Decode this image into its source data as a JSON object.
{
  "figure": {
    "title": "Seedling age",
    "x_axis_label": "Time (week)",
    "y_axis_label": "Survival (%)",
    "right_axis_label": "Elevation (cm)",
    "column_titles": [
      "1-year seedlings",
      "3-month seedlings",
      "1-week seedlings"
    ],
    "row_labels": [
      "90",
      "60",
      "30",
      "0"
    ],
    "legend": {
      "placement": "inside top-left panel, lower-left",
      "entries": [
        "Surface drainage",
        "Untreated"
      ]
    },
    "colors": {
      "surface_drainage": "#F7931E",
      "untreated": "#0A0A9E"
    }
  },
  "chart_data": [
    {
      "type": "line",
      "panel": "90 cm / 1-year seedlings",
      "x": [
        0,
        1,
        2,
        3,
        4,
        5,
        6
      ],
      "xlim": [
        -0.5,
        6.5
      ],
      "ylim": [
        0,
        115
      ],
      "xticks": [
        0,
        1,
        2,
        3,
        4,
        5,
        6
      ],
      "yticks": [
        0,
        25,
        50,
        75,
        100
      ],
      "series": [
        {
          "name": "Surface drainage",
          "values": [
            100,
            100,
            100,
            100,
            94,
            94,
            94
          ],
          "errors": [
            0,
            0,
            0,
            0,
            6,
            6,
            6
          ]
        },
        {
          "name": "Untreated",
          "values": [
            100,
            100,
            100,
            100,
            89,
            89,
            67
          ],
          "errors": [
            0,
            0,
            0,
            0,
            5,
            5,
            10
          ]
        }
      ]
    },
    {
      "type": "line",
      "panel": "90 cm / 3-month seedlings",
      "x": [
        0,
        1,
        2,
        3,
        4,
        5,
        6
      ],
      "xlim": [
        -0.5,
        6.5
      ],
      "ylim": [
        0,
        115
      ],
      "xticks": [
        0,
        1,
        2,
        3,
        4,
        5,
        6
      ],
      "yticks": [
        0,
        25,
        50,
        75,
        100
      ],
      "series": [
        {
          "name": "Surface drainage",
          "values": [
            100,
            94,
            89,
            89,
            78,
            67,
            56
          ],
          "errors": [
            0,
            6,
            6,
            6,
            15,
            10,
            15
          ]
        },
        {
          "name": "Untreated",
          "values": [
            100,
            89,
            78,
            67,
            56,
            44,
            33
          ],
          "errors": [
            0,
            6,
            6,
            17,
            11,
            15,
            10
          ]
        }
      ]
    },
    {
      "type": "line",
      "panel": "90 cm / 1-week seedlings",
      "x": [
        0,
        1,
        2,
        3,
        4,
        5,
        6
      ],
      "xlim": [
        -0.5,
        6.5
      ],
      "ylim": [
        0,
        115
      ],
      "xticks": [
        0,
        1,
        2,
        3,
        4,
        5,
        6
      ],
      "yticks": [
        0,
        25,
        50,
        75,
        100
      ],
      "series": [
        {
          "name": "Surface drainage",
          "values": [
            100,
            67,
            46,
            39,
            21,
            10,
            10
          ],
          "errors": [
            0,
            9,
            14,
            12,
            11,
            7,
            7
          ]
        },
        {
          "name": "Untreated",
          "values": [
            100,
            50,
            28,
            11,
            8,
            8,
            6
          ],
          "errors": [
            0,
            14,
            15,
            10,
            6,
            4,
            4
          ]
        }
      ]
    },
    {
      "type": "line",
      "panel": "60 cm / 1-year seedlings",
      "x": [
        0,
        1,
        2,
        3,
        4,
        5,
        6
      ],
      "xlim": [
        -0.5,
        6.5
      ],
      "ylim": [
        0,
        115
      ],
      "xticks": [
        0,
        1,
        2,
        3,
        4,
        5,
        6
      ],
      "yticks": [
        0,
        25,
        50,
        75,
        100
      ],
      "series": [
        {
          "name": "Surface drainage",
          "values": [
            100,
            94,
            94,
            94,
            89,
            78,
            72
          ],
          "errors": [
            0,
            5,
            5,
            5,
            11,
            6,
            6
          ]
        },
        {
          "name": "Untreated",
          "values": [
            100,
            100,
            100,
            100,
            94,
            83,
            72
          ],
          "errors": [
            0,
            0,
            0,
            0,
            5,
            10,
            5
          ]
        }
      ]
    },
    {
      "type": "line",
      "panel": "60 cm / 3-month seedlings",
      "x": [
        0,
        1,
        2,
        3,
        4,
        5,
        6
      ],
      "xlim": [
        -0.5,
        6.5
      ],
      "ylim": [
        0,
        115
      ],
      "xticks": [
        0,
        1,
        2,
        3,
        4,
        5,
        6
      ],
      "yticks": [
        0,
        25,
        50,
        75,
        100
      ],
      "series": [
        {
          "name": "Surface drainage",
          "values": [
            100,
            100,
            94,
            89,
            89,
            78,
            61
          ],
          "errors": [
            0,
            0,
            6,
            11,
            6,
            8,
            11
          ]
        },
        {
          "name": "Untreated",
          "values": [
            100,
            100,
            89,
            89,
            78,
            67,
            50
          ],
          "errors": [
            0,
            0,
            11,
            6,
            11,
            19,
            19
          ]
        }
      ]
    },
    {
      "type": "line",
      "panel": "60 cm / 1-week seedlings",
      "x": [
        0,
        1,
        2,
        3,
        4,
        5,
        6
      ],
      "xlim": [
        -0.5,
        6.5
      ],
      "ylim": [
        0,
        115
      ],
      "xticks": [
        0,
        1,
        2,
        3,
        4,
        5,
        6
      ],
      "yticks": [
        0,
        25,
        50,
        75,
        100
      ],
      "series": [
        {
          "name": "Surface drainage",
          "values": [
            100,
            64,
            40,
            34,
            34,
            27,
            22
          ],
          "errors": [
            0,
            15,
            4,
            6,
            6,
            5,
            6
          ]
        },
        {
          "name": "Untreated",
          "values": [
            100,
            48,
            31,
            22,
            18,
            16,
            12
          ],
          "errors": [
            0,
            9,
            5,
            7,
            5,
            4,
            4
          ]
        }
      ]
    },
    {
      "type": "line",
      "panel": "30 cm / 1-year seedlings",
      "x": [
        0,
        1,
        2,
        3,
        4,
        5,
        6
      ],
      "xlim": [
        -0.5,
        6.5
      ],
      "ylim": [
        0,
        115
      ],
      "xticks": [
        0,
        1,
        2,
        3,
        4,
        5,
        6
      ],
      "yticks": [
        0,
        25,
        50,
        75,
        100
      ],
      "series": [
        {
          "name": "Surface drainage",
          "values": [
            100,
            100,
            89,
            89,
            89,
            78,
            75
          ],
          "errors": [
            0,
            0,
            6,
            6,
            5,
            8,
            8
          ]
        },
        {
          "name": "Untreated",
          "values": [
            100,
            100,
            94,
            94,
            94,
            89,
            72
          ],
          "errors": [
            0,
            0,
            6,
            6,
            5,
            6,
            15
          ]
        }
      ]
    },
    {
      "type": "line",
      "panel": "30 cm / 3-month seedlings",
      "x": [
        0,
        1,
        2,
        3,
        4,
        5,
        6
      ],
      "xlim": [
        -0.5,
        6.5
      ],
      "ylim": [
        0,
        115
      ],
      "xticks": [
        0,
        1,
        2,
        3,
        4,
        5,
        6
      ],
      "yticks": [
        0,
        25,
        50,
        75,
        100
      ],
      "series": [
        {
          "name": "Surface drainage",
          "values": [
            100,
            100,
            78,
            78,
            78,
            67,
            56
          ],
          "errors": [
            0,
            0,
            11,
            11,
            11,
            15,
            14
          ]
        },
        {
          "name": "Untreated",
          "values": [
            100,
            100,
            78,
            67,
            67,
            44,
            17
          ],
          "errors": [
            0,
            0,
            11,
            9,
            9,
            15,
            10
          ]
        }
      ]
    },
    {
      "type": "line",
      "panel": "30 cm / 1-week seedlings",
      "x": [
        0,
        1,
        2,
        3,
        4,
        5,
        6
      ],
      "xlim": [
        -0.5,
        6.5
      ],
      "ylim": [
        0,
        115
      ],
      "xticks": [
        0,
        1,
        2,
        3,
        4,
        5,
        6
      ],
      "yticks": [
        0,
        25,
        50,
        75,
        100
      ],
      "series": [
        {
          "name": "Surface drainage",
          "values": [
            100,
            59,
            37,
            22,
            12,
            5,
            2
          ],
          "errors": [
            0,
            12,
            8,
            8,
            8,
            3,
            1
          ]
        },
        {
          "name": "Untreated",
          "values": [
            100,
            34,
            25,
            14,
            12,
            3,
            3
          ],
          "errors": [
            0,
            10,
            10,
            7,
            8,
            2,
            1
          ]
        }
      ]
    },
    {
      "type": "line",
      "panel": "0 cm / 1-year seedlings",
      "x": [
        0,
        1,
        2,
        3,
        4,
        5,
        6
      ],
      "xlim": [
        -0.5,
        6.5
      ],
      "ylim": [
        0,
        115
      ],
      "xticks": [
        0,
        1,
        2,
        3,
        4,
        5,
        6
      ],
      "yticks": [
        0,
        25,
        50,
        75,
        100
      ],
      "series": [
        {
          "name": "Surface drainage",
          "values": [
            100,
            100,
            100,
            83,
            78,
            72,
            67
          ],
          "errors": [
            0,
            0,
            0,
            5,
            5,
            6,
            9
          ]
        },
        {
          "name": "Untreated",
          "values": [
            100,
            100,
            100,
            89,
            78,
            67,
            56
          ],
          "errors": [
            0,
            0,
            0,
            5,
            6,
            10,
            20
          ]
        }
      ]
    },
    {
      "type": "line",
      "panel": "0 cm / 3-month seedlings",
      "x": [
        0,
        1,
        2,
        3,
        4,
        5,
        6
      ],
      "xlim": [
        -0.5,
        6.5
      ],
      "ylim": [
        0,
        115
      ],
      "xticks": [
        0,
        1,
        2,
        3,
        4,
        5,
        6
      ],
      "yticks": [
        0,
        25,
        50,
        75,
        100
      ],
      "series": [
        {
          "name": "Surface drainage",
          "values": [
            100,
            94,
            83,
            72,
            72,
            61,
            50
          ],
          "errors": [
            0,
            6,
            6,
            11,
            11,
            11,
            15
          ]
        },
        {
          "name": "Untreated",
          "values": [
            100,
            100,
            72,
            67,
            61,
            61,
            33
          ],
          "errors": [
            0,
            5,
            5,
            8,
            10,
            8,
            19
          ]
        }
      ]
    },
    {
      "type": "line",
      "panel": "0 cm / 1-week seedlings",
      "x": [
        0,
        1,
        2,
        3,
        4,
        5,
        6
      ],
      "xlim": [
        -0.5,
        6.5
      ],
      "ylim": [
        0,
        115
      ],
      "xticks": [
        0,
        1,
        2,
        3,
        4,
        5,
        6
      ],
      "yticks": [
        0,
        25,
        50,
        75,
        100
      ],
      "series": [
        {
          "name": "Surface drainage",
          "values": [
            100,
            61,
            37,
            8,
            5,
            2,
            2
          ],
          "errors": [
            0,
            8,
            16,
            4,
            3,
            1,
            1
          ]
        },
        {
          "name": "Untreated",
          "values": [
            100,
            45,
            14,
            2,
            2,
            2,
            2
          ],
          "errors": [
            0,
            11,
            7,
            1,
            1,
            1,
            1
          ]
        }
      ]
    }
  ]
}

___

From the data above, copy each line that holds "week".

    "x_axis_label": "Time (week)",
      "1-week seedlings"
      "panel": "90 cm / 1-week seedlings",
      "panel": "60 cm / 1-week seedlings",
      "panel": "30 cm / 1-week seedlings",
      "panel": "0 cm / 1-week seedlings",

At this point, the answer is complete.